• _Provided material_:
......

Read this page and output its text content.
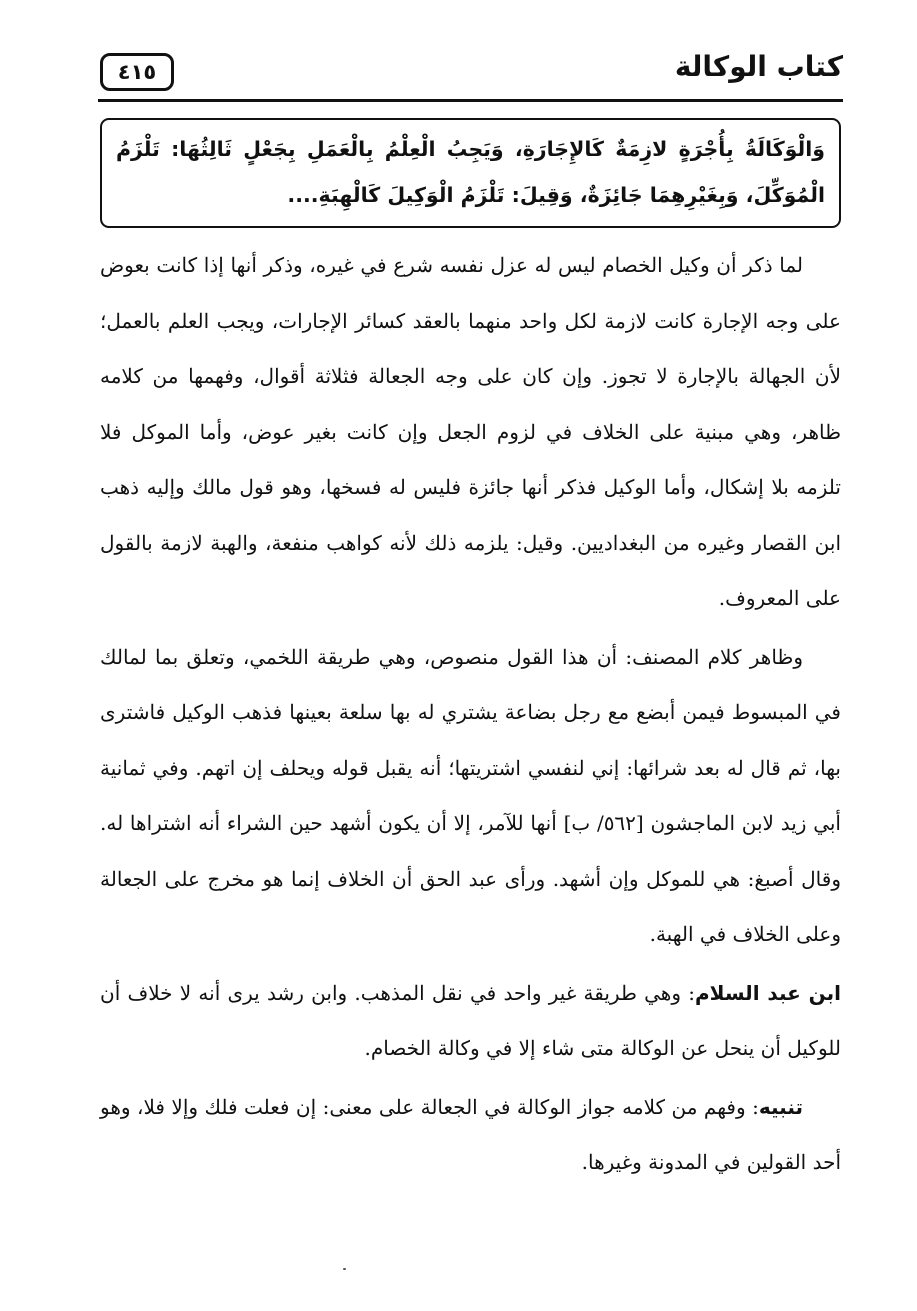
كتاب الوكالة
٤١٥
وَالْوَكَالَةُ بِأُجْرَةٍ لازِمَةٌ كَالإِجَارَةِ، وَيَجِبُ الْعِلْمُ بِالْعَمَلِ بِجَعْلٍ ثَالِثُهَا: تَلْزَمُ الْمُوَكِّلَ، وَبِغَيْرِهِمَا جَائِزَةٌ، وَقِيلَ: تَلْزَمُ الْوَكِيلَ كَالْهِبَةِ....

لما ذكر أن وكيل الخصام ليس له عزل نفسه شرع في غيره، وذكر أنها إذا كانت بعوض على وجه الإجارة كانت لازمة لكل واحد منهما بالعقد كسائر الإجارات، ويجب العلم بالعمل؛ لأن الجهالة بالإجارة لا تجوز. وإن كان على وجه الجعالة فثلاثة أقوال، وفهمها من كلامه ظاهر، وهي مبنية على الخلاف في لزوم الجعل وإن كانت بغير عوض، وأما الموكل فلا تلزمه بلا إشكال، وأما الوكيل فذكر أنها جائزة فليس له فسخها، وهو قول مالك وإليه ذهب ابن القصار وغيره من البغداديين. وقيل: يلزمه ذلك لأنه كواهب منفعة، والهبة لازمة بالقول على المعروف.

وظاهر كلام المصنف: أن هذا القول منصوص، وهي طريقة اللخمي، وتعلق بما لمالك في المبسوط فيمن أبضع مع رجل بضاعة يشتري له بها سلعة بعينها فذهب الوكيل فاشترى بها، ثم قال له بعد شرائها: إني لنفسي اشتريتها؛ أنه يقبل قوله ويحلف إن اتهم. وفي ثمانية أبي زيد لابن الماجشون [٥٦٢/ ب] أنها للآمر، إلا أن يكون أشهد حين الشراء أنه اشتراها له. وقال أصبغ: هي للموكل وإن أشهد. ورأى عبد الحق أن الخلاف إنما هو مخرج على الجعالة وعلى الخلاف في الهبة.

ابن عبد السلام: وهي طريقة غير واحد في نقل المذهب. وابن رشد يرى أنه لا خلاف أن للوكيل أن ينحل عن الوكالة متى شاء إلا في وكالة الخصام.

تنبيه: وفهم من كلامه جواز الوكالة في الجعالة على معنى: إن فعلت فلك وإلا فلا، وهو أحد القولين في المدونة وغيرها.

......

• _Set problem_: Write out the full listing verbatim, excluding its pictures.

• _Output below_:
Read this page and output its text content.
كتاب الوكالة
٤١٥
وَالْوَكَالَةُ بِأُجْرَةٍ لازِمَةٌ كَالإِجَارَةِ، وَيَجِبُ الْعِلْمُ بِالْعَمَلِ بِجَعْلٍ ثَالِثُهَا: تَلْزَمُ الْمُوَكِّلَ، وَبِغَيْرِهِمَا جَائِزَةٌ، وَقِيلَ: تَلْزَمُ الْوَكِيلَ كَالْهِبَةِ....

لما ذكر أن وكيل الخصام ليس له عزل نفسه شرع في غيره، وذكر أنها إذا كانت بعوض على وجه الإجارة كانت لازمة لكل واحد منهما بالعقد كسائر الإجارات، ويجب العلم بالعمل؛ لأن الجهالة بالإجارة لا تجوز. وإن كان على وجه الجعالة فثلاثة أقوال، وفهمها من كلامه ظاهر، وهي مبنية على الخلاف في لزوم الجعل وإن كانت بغير عوض، وأما الموكل فلا تلزمه بلا إشكال، وأما الوكيل فذكر أنها جائزة فليس له فسخها، وهو قول مالك وإليه ذهب ابن القصار وغيره من البغداديين. وقيل: يلزمه ذلك لأنه كواهب منفعة، والهبة لازمة بالقول على المعروف.

وظاهر كلام المصنف: أن هذا القول منصوص، وهي طريقة اللخمي، وتعلق بما لمالك في المبسوط فيمن أبضع مع رجل بضاعة يشتري له بها سلعة بعينها فذهب الوكيل فاشترى بها، ثم قال له بعد شرائها: إني لنفسي اشتريتها؛ أنه يقبل قوله ويحلف إن اتهم. وفي ثمانية أبي زيد لابن الماجشون [٥٦٢/ ب] أنها للآمر، إلا أن يكون أشهد حين الشراء أنه اشتراها له. وقال أصبغ: هي للموكل وإن أشهد. ورأى عبد الحق أن الخلاف إنما هو مخرج على الجعالة وعلى الخلاف في الهبة.

ابن عبد السلام: وهي طريقة غير واحد في نقل المذهب. وابن رشد يرى أنه لا خلاف أن للوكيل أن ينحل عن الوكالة متى شاء إلا في وكالة الخصام.

تنبيه: وفهم من كلامه جواز الوكالة في الجعالة على معنى: إن فعلت فلك وإلا فلا، وهو أحد القولين في المدونة وغيرها.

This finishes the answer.